Give every line of the data again, unchanged, but with no pictures.

#### Supplied data

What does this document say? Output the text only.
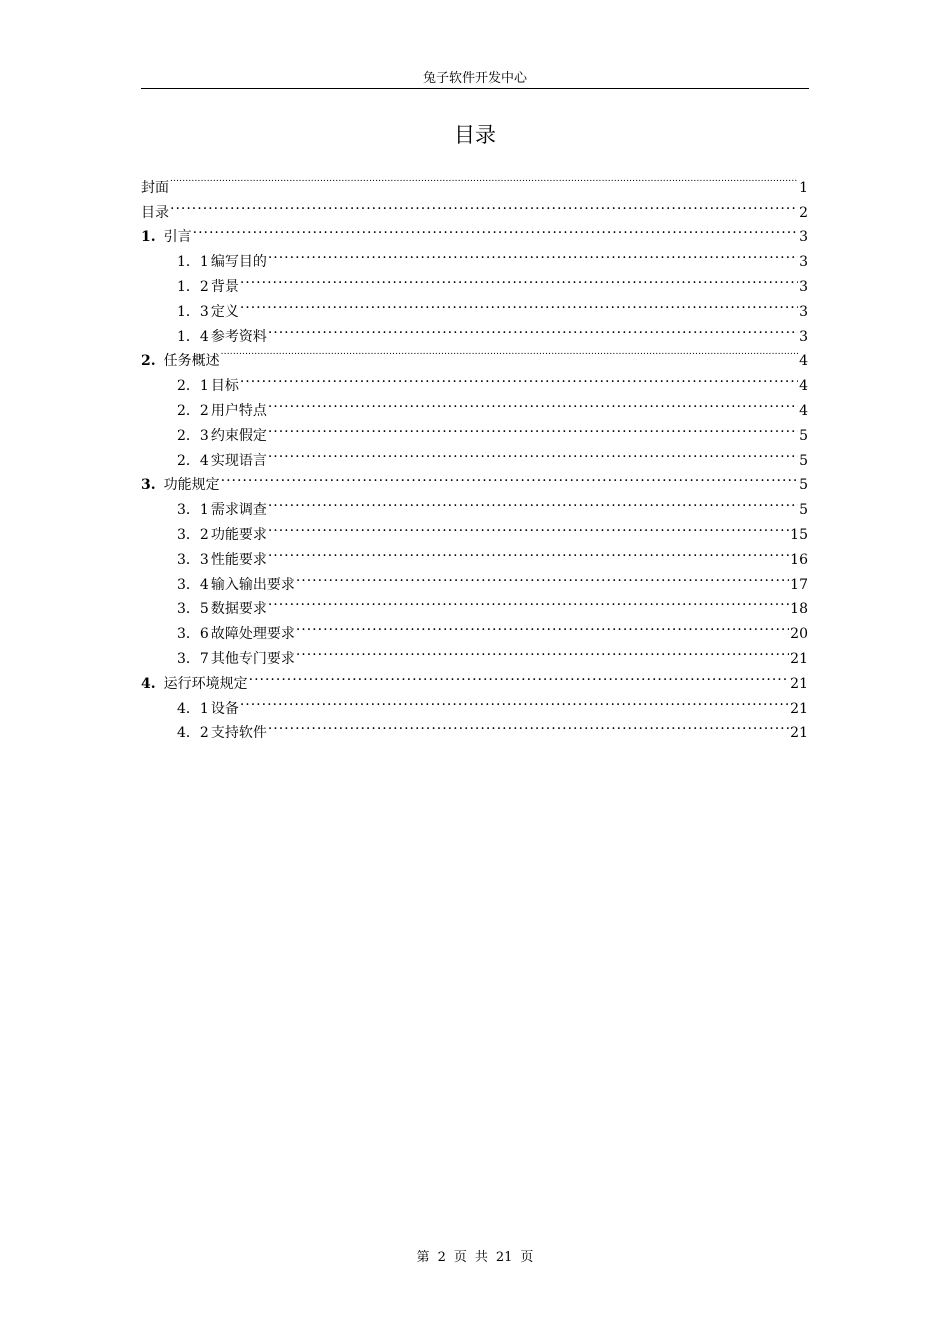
兔子软件开发中心
目录
封面 .....	1
目录 .....	2
1. 引言 .....	3
1．1 编写目的 .....	3
1．2 背景 .....	3
1．3 定义 .....	3
1．4 参考资料 .....	3
2. 任务概述 .....	4
2．1 目标 .....	4
2．2 用户特点 .....	4
2．3 约束假定 .....	5
2．4 实现语言 .....	5
3. 功能规定 .....	5
3．1 需求调查 .....	5
3．2 功能要求 .....	15
3．3 性能要求 .....	16
3．4 输入输出要求 .....	17
3．5 数据要求 .....	18
3．6 故障处理要求 .....	20
3．7 其他专门要求 .....	21
4. 运行环境规定 .....	21
4．1 设备 .....	21
4．2 支持软件 .....	21
第 2 页 共 21 页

########

__Written solution__:
What does this document say? Output the text only.
兔子软件开发中心
目录
封面 .....	1
目录 .....	2
1. 引言 .....	3
1．1 编写目的 .....	3
1．2 背景 .....	3
1．3 定义 .....	3
1．4 参考资料 .....	3
2. 任务概述 .....	4
2．1 目标 .....	4
2．2 用户特点 .....	4
2．3 约束假定 .....	5
2．4 实现语言 .....	5
3. 功能规定 .....	5
3．1 需求调查 .....	5
3．2 功能要求 .....	15
3．3 性能要求 .....	16
3．4 输入输出要求 .....	17
3．5 数据要求 .....	18
3．6 故障处理要求 .....	20
3．7 其他专门要求 .....	21
4. 运行环境规定 .....	21
4．1 设备 .....	21
4．2 支持软件 .....	21
第 2 页 共 21 页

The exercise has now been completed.